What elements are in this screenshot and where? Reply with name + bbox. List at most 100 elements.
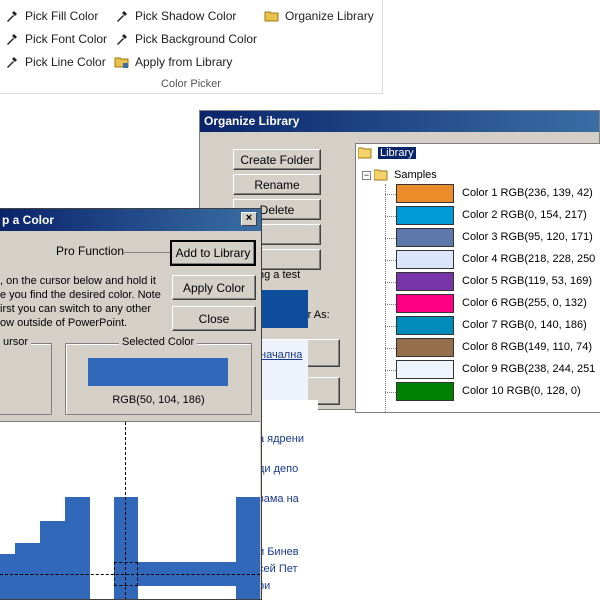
library-color-label[interactable]: Color 1 RGB(236, 139, 42) (462, 187, 593, 199)
zoom-pixel (15, 543, 40, 599)
tree-connector-line (385, 194, 396, 195)
cursor-groupbox: ursor (0, 336, 52, 415)
library-color-swatch[interactable] (396, 228, 454, 247)
color-picker-ribbon-group: Pick Fill Color Pick Font Color Pick Lin… (0, 0, 383, 94)
zoom-pixel (40, 521, 65, 599)
library-color-label[interactable]: Color 8 RGB(149, 110, 74) (462, 341, 593, 353)
rename-button[interactable]: Rename (233, 174, 321, 195)
folder-icon (264, 11, 279, 22)
folder-apply-icon (114, 57, 129, 68)
eyedropper-icon (7, 57, 17, 68)
pick-shadow-color-label: Pick Shadow Color (135, 9, 237, 23)
eyedropper-icon (117, 34, 127, 45)
instruction-line: , on the cursor below and hold it (0, 275, 156, 287)
library-color-swatch[interactable] (396, 184, 454, 203)
zoom-magnifier[interactable] (0, 421, 260, 599)
pick-shadow-color-button[interactable]: Pick Shadow Color (114, 7, 236, 25)
divider (124, 252, 170, 253)
pick-background-color-button[interactable]: Pick Background Color (114, 30, 257, 48)
instructions-text: , on the cursor below and hold it e you … (0, 274, 161, 330)
pick-fill-color-button[interactable]: Pick Fill Color (4, 7, 98, 25)
eyedropper-icon (7, 34, 17, 45)
apply-color-button[interactable]: Apply Color (172, 275, 256, 300)
pick-font-color-label: Pick Font Color (25, 32, 108, 46)
crosshair-vertical (125, 422, 126, 599)
tree-root-label: Library (378, 147, 416, 159)
pick-a-color-title-bar: p a Color × (0, 209, 261, 231)
tree-connector-line (385, 370, 396, 371)
library-color-label[interactable]: Color 10 RGB(0, 128, 0) (462, 385, 581, 397)
library-color-label[interactable]: Color 7 RGB(0, 140, 186) (462, 319, 587, 331)
test-fragment-text: ng a test (258, 269, 301, 281)
apply-from-library-button[interactable]: Apply from Library (114, 53, 232, 71)
library-color-swatch[interactable] (396, 206, 454, 225)
library-color-swatch[interactable] (396, 360, 454, 379)
zoom-pixel (114, 497, 138, 599)
tree-connector-line (385, 260, 396, 261)
tree-folder-samples[interactable]: − Samples (362, 169, 437, 181)
close-button[interactable]: Close (172, 306, 256, 331)
library-color-label[interactable]: Color 6 RGB(255, 0, 132) (462, 297, 587, 309)
tree-connector-line (385, 326, 396, 327)
page-link[interactable]: а ядрени (258, 433, 305, 445)
page-link[interactable]: и Бинев (258, 546, 299, 558)
organize-library-title: Organize Library (200, 111, 599, 132)
organize-library-button[interactable]: Organize Library (264, 7, 374, 25)
library-color-swatch[interactable] (396, 250, 454, 269)
background-web-page: а ядрени ди депо вама на и Бинев сей Пет… (258, 400, 318, 600)
library-color-label[interactable]: Color 2 RGB(0, 154, 217) (462, 209, 587, 221)
library-tree[interactable]: Library − Samples Color 1 RGB(236, 139, … (355, 143, 600, 413)
selected-color-groupbox: Selected Color RGB(50, 104, 186) (65, 336, 252, 415)
pro-function-label: Pro Function (56, 244, 125, 258)
close-icon[interactable]: × (241, 212, 257, 226)
library-color-swatch[interactable] (396, 316, 454, 335)
tree-connector-line (385, 282, 396, 283)
organize-library-label: Organize Library (285, 9, 374, 23)
selected-color-swatch (88, 358, 228, 386)
tree-connector-line (385, 238, 396, 239)
pick-fill-color-label: Pick Fill Color (25, 9, 99, 23)
library-color-label[interactable]: Color 5 RGB(119, 53, 169) (462, 275, 593, 287)
crosshair-target (114, 562, 138, 586)
library-color-label[interactable]: Color 4 RGB(218, 228, 250 (462, 253, 596, 265)
zoom-pixel (65, 497, 90, 599)
collapse-toggle-icon[interactable]: − (362, 169, 371, 180)
pick-line-color-button[interactable]: Pick Line Color (4, 53, 106, 71)
instruction-line: irst you can switch to any other (0, 303, 152, 315)
page-link[interactable]: сей Пет (258, 563, 298, 575)
tree-connector-line (385, 392, 396, 393)
page-link[interactable]: начална (260, 349, 303, 361)
tree-connector-line (385, 216, 396, 217)
pick-a-color-title: p a Color (2, 213, 55, 227)
tree-root-library[interactable]: Library (357, 147, 416, 159)
create-folder-button[interactable]: Create Folder (233, 149, 321, 170)
instruction-line: e you find the desired color. Note (0, 289, 161, 301)
cursor-groupbox-label: ursor (0, 336, 32, 348)
tree-folder-label: Samples (394, 169, 437, 181)
zoom-pixel (0, 554, 15, 599)
open-folder-icon (357, 147, 374, 159)
library-color-swatch[interactable] (396, 382, 454, 401)
library-color-swatch[interactable] (396, 272, 454, 291)
page-link[interactable]: вама на (258, 493, 299, 505)
library-color-swatch[interactable] (396, 294, 454, 313)
eyedropper-icon (117, 11, 127, 22)
page-header-bar (258, 290, 308, 328)
library-color-label[interactable]: Color 9 RGB(238, 244, 251 (462, 363, 596, 375)
zoom-pixel (236, 497, 260, 599)
page-link[interactable]: ди депо (258, 463, 299, 475)
library-color-swatch[interactable] (396, 338, 454, 357)
crosshair-horizontal (0, 574, 260, 575)
eyedropper-icon (7, 11, 17, 22)
selected-color-rgb: RGB(50, 104, 186) (112, 394, 205, 406)
selected-color-label: Selected Color (119, 336, 198, 348)
ribbon-group-caption: Color Picker (161, 78, 221, 90)
library-color-label[interactable]: Color 3 RGB(95, 120, 171) (462, 231, 593, 243)
tree-connector-line (385, 348, 396, 349)
pick-background-color-label: Pick Background Color (135, 32, 258, 46)
add-to-library-button[interactable]: Add to Library (170, 240, 256, 266)
instruction-line: ow outside of PowerPoint. (0, 317, 128, 329)
pick-font-color-button[interactable]: Pick Font Color (4, 30, 107, 48)
apply-from-library-label: Apply from Library (135, 55, 233, 69)
page-content-area: начална (258, 340, 308, 400)
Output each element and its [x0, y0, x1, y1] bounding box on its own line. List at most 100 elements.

-------

Goal: Can you write out every one of the lines above word for word, leaving out the pictures?

Task output:
What elements are in this screenshot and where? Reply with name + bbox. List at most 100 elements.
library-color-label[interactable]: Color 1 RGB(236, 139, 42) (462, 187, 593, 199)
zoom-pixel (15, 543, 40, 599)
tree-connector-line (385, 194, 396, 195)
cursor-groupbox: ursor (0, 336, 52, 415)
library-color-swatch[interactable] (396, 228, 454, 247)
color-picker-ribbon-group: Pick Fill Color Pick Font Color Pick Lin… (0, 0, 383, 94)
zoom-pixel (40, 521, 65, 599)
library-color-label[interactable]: Color 8 RGB(149, 110, 74) (462, 341, 593, 353)
rename-button[interactable]: Rename (233, 174, 321, 195)
folder-icon (264, 11, 279, 22)
folder-apply-icon (114, 57, 129, 68)
eyedropper-icon (7, 57, 17, 68)
pick-shadow-color-label: Pick Shadow Color (135, 9, 237, 23)
eyedropper-icon (117, 34, 127, 45)
instruction-line: , on the cursor below and hold it (0, 275, 156, 287)
library-color-swatch[interactable] (396, 184, 454, 203)
zoom-magnifier[interactable] (0, 421, 260, 599)
pick-shadow-color-button[interactable]: Pick Shadow Color (114, 7, 236, 25)
divider (124, 252, 170, 253)
pick-background-color-button[interactable]: Pick Background Color (114, 30, 257, 48)
instructions-text: , on the cursor below and hold it e you … (0, 274, 161, 330)
pick-fill-color-button[interactable]: Pick Fill Color (4, 7, 98, 25)
eyedropper-icon (7, 34, 17, 45)
apply-color-button[interactable]: Apply Color (172, 275, 256, 300)
pick-font-color-label: Pick Font Color (25, 32, 108, 46)
crosshair-vertical (125, 422, 126, 599)
tree-root-label: Library (378, 147, 416, 159)
pick-a-color-title-bar: p a Color × (0, 209, 261, 231)
tree-connector-line (385, 370, 396, 371)
library-color-label[interactable]: Color 10 RGB(0, 128, 0) (462, 385, 581, 397)
library-color-label[interactable]: Color 7 RGB(0, 140, 186) (462, 319, 587, 331)
test-fragment-text: ng a test (258, 269, 301, 281)
apply-from-library-button[interactable]: Apply from Library (114, 53, 232, 71)
library-color-swatch[interactable] (396, 206, 454, 225)
library-color-swatch[interactable] (396, 360, 454, 379)
zoom-pixel (114, 497, 138, 599)
tree-connector-line (385, 260, 396, 261)
tree-folder-samples[interactable]: − Samples (362, 169, 437, 181)
close-button[interactable]: Close (172, 306, 256, 331)
library-color-label[interactable]: Color 6 RGB(255, 0, 132) (462, 297, 587, 309)
tree-connector-line (385, 326, 396, 327)
page-link[interactable]: а ядрени (258, 433, 305, 445)
page-link[interactable]: и Бинев (258, 546, 299, 558)
organize-library-title: Organize Library (200, 111, 599, 132)
organize-library-button[interactable]: Organize Library (264, 7, 374, 25)
library-color-swatch[interactable] (396, 250, 454, 269)
background-web-page: а ядрени ди депо вама на и Бинев сей Пет… (258, 400, 318, 600)
library-color-label[interactable]: Color 2 RGB(0, 154, 217) (462, 209, 587, 221)
library-tree[interactable]: Library − Samples Color 1 RGB(236, 139, … (355, 143, 600, 413)
selected-color-groupbox: Selected Color RGB(50, 104, 186) (65, 336, 252, 415)
pro-function-label: Pro Function (56, 244, 125, 258)
close-icon[interactable]: × (241, 212, 257, 226)
library-color-swatch[interactable] (396, 316, 454, 335)
tree-connector-line (385, 282, 396, 283)
organize-library-label: Organize Library (285, 9, 374, 23)
selected-color-swatch (88, 358, 228, 386)
tree-connector-line (385, 238, 396, 239)
pick-fill-color-label: Pick Fill Color (25, 9, 99, 23)
library-color-label[interactable]: Color 5 RGB(119, 53, 169) (462, 275, 593, 287)
crosshair-target (114, 562, 138, 586)
library-color-label[interactable]: Color 4 RGB(218, 228, 250 (462, 253, 596, 265)
zoom-pixel (65, 497, 90, 599)
collapse-toggle-icon[interactable]: − (362, 169, 371, 180)
pick-line-color-button[interactable]: Pick Line Color (4, 53, 106, 71)
instruction-line: irst you can switch to any other (0, 303, 152, 315)
page-link[interactable]: сей Пет (258, 563, 298, 575)
tree-connector-line (385, 392, 396, 393)
page-link[interactable]: начална (260, 349, 303, 361)
tree-connector-line (385, 216, 396, 217)
pick-a-color-title: p a Color (2, 213, 55, 227)
tree-root-library[interactable]: Library (357, 147, 416, 159)
create-folder-button[interactable]: Create Folder (233, 149, 321, 170)
instruction-line: e you find the desired color. Note (0, 289, 161, 301)
cursor-groupbox-label: ursor (0, 336, 32, 348)
tree-folder-label: Samples (394, 169, 437, 181)
zoom-pixel (0, 554, 15, 599)
open-folder-icon (357, 147, 374, 159)
library-color-swatch[interactable] (396, 382, 454, 401)
library-color-swatch[interactable] (396, 272, 454, 291)
page-link[interactable]: вама на (258, 493, 299, 505)
library-color-swatch[interactable] (396, 294, 454, 313)
eyedropper-icon (117, 11, 127, 22)
page-header-bar (258, 290, 308, 328)
library-color-label[interactable]: Color 9 RGB(238, 244, 251 (462, 363, 596, 375)
zoom-pixel (236, 497, 260, 599)
page-link[interactable]: ди депо (258, 463, 299, 475)
library-color-swatch[interactable] (396, 338, 454, 357)
crosshair-horizontal (0, 574, 260, 575)
eyedropper-icon (7, 11, 17, 22)
selected-color-rgb: RGB(50, 104, 186) (112, 394, 205, 406)
selected-color-label: Selected Color (119, 336, 198, 348)
ribbon-group-caption: Color Picker (161, 78, 221, 90)
library-color-label[interactable]: Color 3 RGB(95, 120, 171) (462, 231, 593, 243)
tree-connector-line (385, 348, 396, 349)
pick-background-color-label: Pick Background Color (135, 32, 258, 46)
add-to-library-button[interactable]: Add to Library (170, 240, 256, 266)
instruction-line: ow outside of PowerPoint. (0, 317, 128, 329)
pick-font-color-button[interactable]: Pick Font Color (4, 30, 107, 48)
apply-from-library-label: Apply from Library (135, 55, 233, 69)
page-content-area: начална (258, 340, 308, 400)
Output each element and its [x0, y0, x1, y1] bounding box on its own line. List at most 100 elements.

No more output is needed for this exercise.